The task —
Omit the images. Copy each entry word for word.

(Stored data)
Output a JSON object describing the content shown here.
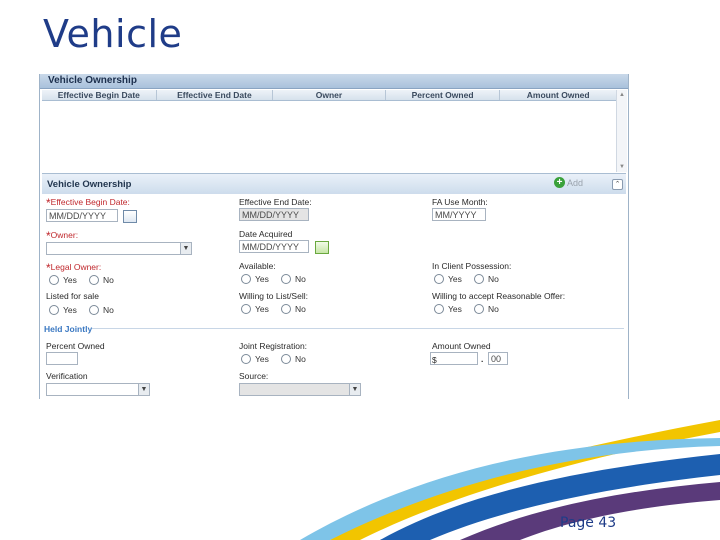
{
  "slide": {
    "title": "Vehicle",
    "page_label": "Page 43"
  },
  "ownership_grid": {
    "panel_title": "Vehicle Ownership",
    "columns": [
      "Effective Begin Date",
      "Effective End Date",
      "Owner",
      "Percent Owned",
      "Amount Owned"
    ]
  },
  "form": {
    "section_title": "Vehicle Ownership",
    "add_label": "Add",
    "effective_begin_date": {
      "label": "Effective Begin Date:",
      "placeholder": "MM/DD/YYYY",
      "required": true
    },
    "effective_end_date": {
      "label": "Effective End Date:",
      "placeholder": "MM/DD/YYYY"
    },
    "fa_use_month": {
      "label": "FA Use Month:",
      "placeholder": "MM/YYYY"
    },
    "owner": {
      "label": "Owner:",
      "value": "",
      "required": true
    },
    "date_acquired": {
      "label": "Date Acquired",
      "placeholder": "MM/DD/YYYY"
    },
    "legal_owner": {
      "label": "Legal Owner:",
      "required": true
    },
    "available": {
      "label": "Available:"
    },
    "in_client_possession": {
      "label": "In Client Possession:"
    },
    "listed_for_sale": {
      "label": "Listed for sale"
    },
    "willing_to_list_sell": {
      "label": "Willing to List/Sell:"
    },
    "willing_to_accept_offer": {
      "label": "Willing to accept Reasonable Offer:"
    },
    "held_jointly": "Held Jointly",
    "percent_owned": {
      "label": "Percent Owned",
      "value": ""
    },
    "joint_registration": {
      "label": "Joint Registration:"
    },
    "amount_owned": {
      "label": "Amount Owned",
      "currency": "$",
      "dollars": "",
      "decimal_sep": ".",
      "cents": "00"
    },
    "verification": {
      "label": "Verification",
      "value": ""
    },
    "source": {
      "label": "Source:",
      "value": ""
    },
    "yes": "Yes",
    "no": "No"
  },
  "colors": {
    "title": "#1f3c88",
    "required": "#c0282d",
    "swoosh_blue": "#1d5fb0",
    "swoosh_yellow": "#f2c500",
    "swoosh_purple": "#5a3a7a",
    "swoosh_light_blue": "#7ec4e8"
  }
}
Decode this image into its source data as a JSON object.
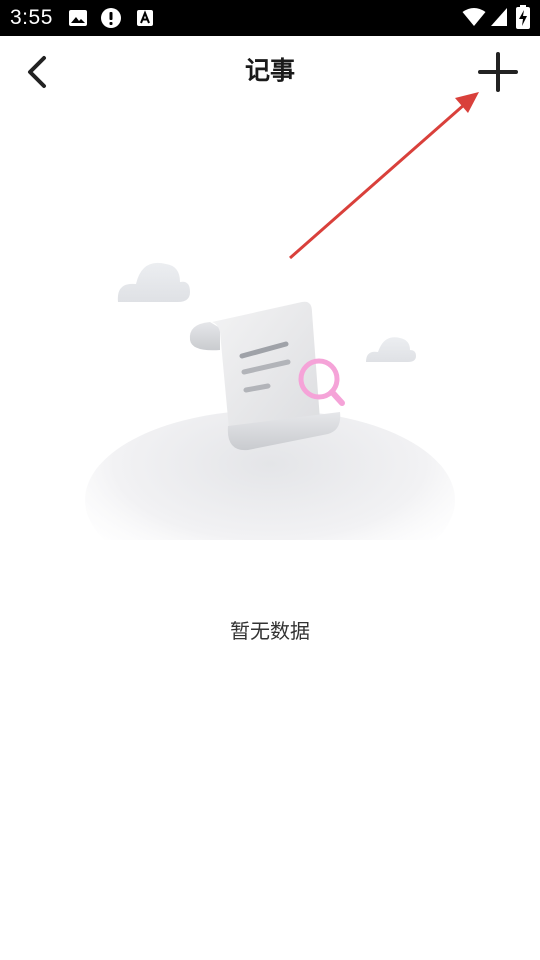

Solution below —
Output a JSON object describing the content shown here.
{
  "slide": {
    "title": "Vehicle",
    "page_label": "Page 43"
  },
  "ownership_grid": {
    "panel_title": "Vehicle Ownership",
    "columns": [
      "Effective Begin Date",
      "Effective End Date",
      "Owner",
      "Percent Owned",
      "Amount Owned"
    ]
  },
  "form": {
    "section_title": "Vehicle Ownership",
    "add_label": "Add",
    "effective_begin_date": {
      "label": "Effective Begin Date:",
      "placeholder": "MM/DD/YYYY",
      "required": true
    },
    "effective_end_date": {
      "label": "Effective End Date:",
      "placeholder": "MM/DD/YYYY"
    },
    "fa_use_month": {
      "label": "FA Use Month:",
      "placeholder": "MM/YYYY"
    },
    "owner": {
      "label": "Owner:",
      "value": "",
      "required": true
    },
    "date_acquired": {
      "label": "Date Acquired",
      "placeholder": "MM/DD/YYYY"
    },
    "legal_owner": {
      "label": "Legal Owner:",
      "required": true
    },
    "available": {
      "label": "Available:"
    },
    "in_client_possession": {
      "label": "In Client Possession:"
    },
    "listed_for_sale": {
      "label": "Listed for sale"
    },
    "willing_to_list_sell": {
      "label": "Willing to List/Sell:"
    },
    "willing_to_accept_offer": {
      "label": "Willing to accept Reasonable Offer:"
    },
    "held_jointly": "Held Jointly",
    "percent_owned": {
      "label": "Percent Owned",
      "value": ""
    },
    "joint_registration": {
      "label": "Joint Registration:"
    },
    "amount_owned": {
      "label": "Amount Owned",
      "currency": "$",
      "dollars": "",
      "decimal_sep": ".",
      "cents": "00"
    },
    "verification": {
      "label": "Verification",
      "value": ""
    },
    "source": {
      "label": "Source:",
      "value": ""
    },
    "yes": "Yes",
    "no": "No"
  },
  "colors": {
    "title": "#1f3c88",
    "required": "#c0282d",
    "swoosh_blue": "#1d5fb0",
    "swoosh_yellow": "#f2c500",
    "swoosh_purple": "#5a3a7a",
    "swoosh_light_blue": "#7ec4e8"
  }
}
Decode this image into its source data as a JSON object.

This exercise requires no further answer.